→ **Challenge**
Please determine how many lines of the material include the word "this", and respond with nothing but that number.

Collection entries
— start —

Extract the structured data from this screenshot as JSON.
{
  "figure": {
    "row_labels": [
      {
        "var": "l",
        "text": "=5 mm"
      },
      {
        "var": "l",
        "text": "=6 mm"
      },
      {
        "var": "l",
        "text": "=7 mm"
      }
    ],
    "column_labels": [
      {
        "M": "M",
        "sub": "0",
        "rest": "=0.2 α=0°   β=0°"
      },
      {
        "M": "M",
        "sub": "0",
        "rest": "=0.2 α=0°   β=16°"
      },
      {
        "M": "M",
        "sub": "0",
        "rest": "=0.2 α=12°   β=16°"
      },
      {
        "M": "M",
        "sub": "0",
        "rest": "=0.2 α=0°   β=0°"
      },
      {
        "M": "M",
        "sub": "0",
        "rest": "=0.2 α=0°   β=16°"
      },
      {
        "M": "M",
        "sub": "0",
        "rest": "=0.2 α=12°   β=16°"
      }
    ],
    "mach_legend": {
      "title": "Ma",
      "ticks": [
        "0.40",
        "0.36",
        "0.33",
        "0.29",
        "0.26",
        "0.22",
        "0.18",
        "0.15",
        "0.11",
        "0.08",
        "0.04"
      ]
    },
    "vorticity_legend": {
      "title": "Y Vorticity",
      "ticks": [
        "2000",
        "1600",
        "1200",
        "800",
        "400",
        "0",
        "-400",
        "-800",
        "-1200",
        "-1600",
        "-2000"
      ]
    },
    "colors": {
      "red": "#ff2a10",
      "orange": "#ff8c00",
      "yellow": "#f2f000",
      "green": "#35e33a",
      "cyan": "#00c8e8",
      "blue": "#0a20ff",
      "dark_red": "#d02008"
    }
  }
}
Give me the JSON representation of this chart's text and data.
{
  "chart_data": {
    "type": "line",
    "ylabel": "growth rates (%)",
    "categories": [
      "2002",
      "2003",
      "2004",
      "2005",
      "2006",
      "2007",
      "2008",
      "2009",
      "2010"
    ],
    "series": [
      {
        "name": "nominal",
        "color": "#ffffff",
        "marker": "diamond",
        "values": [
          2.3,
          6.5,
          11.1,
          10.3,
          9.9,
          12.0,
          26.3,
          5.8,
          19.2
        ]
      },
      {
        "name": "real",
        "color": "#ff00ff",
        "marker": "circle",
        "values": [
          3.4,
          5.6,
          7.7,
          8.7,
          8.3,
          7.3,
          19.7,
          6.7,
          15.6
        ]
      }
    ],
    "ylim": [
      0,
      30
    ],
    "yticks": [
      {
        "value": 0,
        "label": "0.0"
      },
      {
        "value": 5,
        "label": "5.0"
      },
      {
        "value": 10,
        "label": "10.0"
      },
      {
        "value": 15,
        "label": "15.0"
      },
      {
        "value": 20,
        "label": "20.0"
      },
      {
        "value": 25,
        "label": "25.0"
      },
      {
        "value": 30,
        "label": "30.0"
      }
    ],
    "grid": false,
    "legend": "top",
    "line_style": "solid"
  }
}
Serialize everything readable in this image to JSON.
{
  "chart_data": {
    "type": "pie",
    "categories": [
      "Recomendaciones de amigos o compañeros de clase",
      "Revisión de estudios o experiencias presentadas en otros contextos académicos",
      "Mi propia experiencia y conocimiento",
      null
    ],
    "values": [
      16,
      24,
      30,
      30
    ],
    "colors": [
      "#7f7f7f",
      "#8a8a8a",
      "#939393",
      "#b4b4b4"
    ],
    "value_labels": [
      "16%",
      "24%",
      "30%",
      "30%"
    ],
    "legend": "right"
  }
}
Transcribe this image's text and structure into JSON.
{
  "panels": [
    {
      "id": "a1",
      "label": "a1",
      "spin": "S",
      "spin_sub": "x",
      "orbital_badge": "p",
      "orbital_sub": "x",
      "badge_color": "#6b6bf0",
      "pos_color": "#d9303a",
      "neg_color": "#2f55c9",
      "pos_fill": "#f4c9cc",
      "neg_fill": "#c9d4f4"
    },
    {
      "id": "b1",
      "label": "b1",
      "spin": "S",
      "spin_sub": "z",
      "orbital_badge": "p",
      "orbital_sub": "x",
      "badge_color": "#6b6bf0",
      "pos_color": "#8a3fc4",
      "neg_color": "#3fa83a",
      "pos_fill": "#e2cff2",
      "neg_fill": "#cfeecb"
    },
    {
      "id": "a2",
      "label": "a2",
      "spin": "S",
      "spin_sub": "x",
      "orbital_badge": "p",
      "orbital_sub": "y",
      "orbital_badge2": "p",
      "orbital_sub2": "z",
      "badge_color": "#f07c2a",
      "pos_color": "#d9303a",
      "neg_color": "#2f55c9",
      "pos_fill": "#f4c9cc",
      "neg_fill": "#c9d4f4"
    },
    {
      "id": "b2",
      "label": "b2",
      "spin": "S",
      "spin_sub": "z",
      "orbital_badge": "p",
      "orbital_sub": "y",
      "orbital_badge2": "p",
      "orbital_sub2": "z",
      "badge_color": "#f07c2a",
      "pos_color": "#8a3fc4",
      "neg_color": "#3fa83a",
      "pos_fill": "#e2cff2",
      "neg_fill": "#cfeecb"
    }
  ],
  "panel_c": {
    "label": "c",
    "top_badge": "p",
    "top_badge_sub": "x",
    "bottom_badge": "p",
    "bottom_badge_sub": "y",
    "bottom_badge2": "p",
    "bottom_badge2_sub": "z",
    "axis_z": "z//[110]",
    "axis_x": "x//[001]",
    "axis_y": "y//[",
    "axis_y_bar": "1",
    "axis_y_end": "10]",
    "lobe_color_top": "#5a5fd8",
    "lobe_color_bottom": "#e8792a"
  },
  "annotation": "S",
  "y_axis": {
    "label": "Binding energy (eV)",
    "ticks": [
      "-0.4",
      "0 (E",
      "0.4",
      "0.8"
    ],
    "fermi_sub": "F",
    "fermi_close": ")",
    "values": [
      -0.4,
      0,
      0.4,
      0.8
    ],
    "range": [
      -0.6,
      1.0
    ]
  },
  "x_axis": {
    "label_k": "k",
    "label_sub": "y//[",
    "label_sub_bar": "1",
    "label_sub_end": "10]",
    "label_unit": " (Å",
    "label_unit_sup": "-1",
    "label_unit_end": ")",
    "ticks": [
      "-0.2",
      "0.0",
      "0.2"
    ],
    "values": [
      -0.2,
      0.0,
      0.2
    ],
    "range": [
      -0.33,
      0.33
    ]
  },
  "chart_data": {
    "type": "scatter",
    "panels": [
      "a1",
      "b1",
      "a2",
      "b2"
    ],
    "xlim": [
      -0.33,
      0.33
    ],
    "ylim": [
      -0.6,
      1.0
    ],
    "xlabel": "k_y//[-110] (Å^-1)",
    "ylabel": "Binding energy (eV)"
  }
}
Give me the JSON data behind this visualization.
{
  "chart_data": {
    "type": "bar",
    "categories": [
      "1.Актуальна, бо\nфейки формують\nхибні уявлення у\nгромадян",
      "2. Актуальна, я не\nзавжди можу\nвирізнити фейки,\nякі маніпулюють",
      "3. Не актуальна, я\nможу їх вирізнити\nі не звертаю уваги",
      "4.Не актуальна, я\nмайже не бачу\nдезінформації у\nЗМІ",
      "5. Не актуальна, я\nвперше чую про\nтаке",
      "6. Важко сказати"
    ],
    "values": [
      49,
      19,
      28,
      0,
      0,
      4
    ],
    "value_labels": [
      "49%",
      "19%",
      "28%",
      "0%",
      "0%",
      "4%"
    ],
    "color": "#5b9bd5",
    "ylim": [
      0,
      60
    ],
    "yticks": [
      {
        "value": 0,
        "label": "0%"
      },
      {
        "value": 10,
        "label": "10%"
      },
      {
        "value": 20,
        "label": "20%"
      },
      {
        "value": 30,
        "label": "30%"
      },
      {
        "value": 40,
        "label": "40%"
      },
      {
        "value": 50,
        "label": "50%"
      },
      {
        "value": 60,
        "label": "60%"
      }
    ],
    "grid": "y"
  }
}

— end —

→ **Solution to the exercise**
5